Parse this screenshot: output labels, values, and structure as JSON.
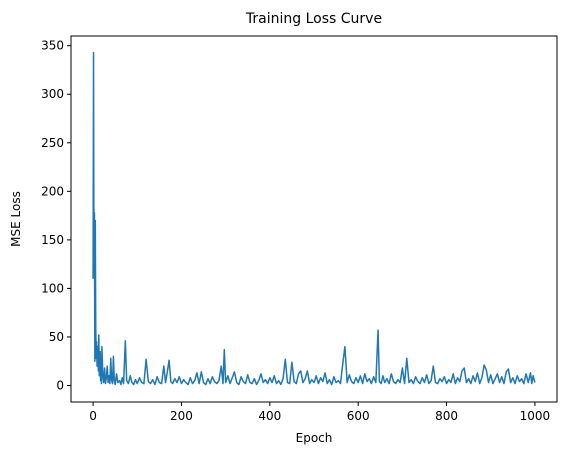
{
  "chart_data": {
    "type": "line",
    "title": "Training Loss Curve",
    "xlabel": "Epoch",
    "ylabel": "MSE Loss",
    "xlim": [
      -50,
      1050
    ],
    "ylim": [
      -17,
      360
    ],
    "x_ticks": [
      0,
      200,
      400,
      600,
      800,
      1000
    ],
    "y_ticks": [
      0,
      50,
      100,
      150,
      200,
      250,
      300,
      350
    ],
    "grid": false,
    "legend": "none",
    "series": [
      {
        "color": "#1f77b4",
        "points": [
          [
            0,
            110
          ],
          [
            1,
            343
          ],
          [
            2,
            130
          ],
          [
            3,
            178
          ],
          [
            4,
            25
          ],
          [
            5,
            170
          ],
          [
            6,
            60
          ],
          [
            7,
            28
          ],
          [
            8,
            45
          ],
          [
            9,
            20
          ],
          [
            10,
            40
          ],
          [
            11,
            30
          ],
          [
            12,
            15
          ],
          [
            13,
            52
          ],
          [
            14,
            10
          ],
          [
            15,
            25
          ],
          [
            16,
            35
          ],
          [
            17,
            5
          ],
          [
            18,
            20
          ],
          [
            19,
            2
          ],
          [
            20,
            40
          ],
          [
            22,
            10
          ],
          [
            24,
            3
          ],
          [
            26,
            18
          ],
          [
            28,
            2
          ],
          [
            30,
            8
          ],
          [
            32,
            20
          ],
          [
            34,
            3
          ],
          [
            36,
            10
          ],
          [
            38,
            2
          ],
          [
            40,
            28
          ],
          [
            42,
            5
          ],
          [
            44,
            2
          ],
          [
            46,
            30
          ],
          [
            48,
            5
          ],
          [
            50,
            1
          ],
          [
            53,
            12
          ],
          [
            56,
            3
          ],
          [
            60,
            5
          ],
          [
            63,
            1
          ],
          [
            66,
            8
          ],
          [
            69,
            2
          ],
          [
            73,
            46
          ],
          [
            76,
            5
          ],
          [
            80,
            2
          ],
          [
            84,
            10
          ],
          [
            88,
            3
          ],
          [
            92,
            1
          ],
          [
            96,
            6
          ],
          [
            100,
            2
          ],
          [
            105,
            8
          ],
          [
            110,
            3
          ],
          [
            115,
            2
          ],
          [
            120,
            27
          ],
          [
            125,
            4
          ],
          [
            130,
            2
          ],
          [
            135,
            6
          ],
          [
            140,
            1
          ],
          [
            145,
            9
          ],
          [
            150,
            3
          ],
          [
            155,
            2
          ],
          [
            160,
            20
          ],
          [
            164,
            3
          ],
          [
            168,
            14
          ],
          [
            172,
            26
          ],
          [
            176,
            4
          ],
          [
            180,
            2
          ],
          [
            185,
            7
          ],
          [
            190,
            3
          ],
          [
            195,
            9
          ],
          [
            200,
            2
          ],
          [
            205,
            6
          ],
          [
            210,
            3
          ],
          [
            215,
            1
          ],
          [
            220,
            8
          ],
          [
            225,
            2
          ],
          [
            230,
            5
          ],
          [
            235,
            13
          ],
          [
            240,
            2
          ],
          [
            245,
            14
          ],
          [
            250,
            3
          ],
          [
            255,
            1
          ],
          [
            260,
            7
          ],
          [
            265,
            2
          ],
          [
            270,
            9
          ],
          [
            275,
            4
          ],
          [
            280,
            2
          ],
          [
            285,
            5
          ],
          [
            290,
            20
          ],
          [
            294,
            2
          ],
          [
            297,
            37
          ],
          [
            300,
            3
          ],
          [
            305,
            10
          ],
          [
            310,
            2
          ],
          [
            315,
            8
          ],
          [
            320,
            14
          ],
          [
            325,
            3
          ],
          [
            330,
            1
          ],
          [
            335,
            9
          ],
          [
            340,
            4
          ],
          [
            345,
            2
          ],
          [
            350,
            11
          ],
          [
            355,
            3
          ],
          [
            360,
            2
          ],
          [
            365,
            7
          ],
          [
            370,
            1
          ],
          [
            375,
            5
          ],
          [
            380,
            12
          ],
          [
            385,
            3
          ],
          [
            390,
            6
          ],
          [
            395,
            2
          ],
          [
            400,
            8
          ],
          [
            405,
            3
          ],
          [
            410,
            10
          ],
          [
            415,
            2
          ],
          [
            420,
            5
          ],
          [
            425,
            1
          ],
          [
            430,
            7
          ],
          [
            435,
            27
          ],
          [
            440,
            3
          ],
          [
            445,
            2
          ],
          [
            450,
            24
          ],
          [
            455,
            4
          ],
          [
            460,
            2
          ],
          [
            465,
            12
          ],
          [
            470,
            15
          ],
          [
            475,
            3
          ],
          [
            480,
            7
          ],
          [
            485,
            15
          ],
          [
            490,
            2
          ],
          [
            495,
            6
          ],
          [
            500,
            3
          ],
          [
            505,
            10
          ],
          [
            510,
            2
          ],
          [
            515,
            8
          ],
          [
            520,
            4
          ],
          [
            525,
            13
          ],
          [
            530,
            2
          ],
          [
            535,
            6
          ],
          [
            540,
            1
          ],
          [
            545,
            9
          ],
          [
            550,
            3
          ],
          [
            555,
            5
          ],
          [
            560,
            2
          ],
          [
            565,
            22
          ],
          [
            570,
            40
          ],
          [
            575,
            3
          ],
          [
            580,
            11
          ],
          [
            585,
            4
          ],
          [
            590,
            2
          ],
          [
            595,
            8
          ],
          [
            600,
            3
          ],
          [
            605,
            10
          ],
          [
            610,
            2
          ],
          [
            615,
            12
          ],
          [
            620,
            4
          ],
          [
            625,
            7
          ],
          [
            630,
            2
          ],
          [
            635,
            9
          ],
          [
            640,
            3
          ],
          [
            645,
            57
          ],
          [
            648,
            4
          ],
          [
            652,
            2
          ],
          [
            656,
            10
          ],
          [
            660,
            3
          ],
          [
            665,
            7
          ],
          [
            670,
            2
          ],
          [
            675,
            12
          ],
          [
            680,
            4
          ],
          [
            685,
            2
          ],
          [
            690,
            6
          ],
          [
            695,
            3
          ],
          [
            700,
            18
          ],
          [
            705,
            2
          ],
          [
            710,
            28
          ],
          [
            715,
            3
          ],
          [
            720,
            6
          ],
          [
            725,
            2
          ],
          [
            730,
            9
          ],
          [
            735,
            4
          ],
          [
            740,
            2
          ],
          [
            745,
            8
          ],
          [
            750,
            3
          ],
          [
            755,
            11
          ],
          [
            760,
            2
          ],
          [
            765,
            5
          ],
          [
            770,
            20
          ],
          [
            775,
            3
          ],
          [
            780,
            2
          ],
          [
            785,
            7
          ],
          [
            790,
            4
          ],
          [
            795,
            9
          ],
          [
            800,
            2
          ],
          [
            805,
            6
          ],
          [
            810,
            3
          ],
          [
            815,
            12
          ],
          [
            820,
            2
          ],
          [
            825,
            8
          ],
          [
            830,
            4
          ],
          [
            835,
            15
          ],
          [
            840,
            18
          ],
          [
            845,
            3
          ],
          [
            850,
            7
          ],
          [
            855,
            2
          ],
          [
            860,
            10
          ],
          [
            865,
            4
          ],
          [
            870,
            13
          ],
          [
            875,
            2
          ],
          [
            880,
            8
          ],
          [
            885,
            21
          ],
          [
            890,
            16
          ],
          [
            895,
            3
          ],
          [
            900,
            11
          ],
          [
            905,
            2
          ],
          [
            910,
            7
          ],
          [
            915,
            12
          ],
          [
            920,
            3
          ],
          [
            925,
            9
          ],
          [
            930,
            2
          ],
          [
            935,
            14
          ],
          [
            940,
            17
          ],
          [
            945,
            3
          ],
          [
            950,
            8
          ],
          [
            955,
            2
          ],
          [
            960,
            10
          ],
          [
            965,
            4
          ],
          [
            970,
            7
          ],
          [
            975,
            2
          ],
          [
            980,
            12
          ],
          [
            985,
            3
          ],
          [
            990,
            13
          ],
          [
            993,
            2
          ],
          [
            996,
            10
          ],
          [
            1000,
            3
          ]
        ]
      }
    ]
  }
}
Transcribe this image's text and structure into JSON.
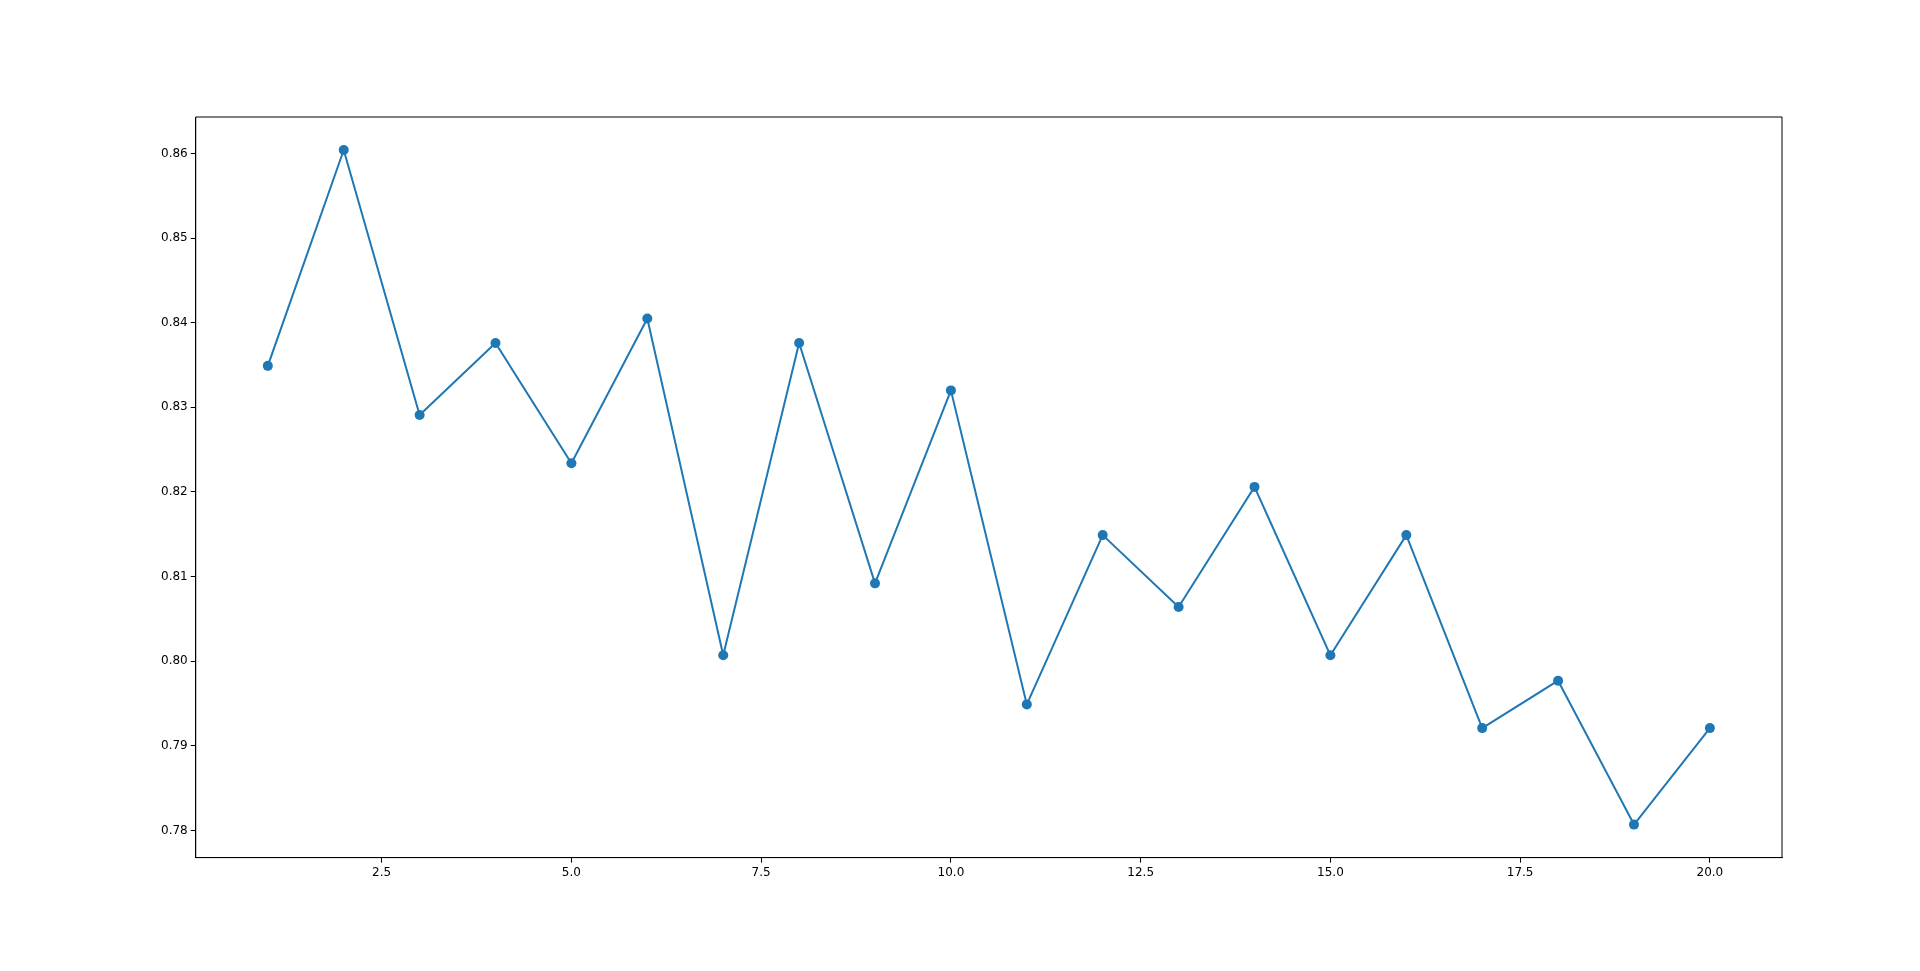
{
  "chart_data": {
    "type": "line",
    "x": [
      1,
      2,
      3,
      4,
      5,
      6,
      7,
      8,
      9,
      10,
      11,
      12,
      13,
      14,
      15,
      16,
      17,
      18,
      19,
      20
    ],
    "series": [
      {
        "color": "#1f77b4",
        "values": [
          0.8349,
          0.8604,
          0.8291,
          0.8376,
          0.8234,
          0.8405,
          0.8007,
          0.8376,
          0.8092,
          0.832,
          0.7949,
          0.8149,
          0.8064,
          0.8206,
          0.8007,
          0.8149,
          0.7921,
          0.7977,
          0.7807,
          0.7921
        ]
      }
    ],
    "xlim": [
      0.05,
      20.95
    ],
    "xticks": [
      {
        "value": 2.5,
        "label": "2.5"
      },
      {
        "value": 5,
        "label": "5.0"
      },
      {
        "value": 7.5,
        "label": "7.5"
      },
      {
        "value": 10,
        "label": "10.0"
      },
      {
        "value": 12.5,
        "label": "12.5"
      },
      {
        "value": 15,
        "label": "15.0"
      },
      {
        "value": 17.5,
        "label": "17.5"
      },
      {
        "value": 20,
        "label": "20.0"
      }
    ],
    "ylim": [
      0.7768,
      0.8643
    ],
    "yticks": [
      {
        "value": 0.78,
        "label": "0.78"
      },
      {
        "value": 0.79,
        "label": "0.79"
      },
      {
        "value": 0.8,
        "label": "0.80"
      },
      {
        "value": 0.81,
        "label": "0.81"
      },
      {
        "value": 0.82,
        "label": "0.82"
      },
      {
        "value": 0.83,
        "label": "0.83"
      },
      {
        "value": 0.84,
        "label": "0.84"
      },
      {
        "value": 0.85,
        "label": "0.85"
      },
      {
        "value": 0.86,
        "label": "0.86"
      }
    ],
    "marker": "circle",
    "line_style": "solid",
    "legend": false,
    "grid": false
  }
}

= = = = = = =

#### AIM OF THE EXERCISE:
Copy out each line in the listing that has the word "values".

#### REPLY:
Parse this screenshot: output labels, values, and structure as JSON.
        "values": [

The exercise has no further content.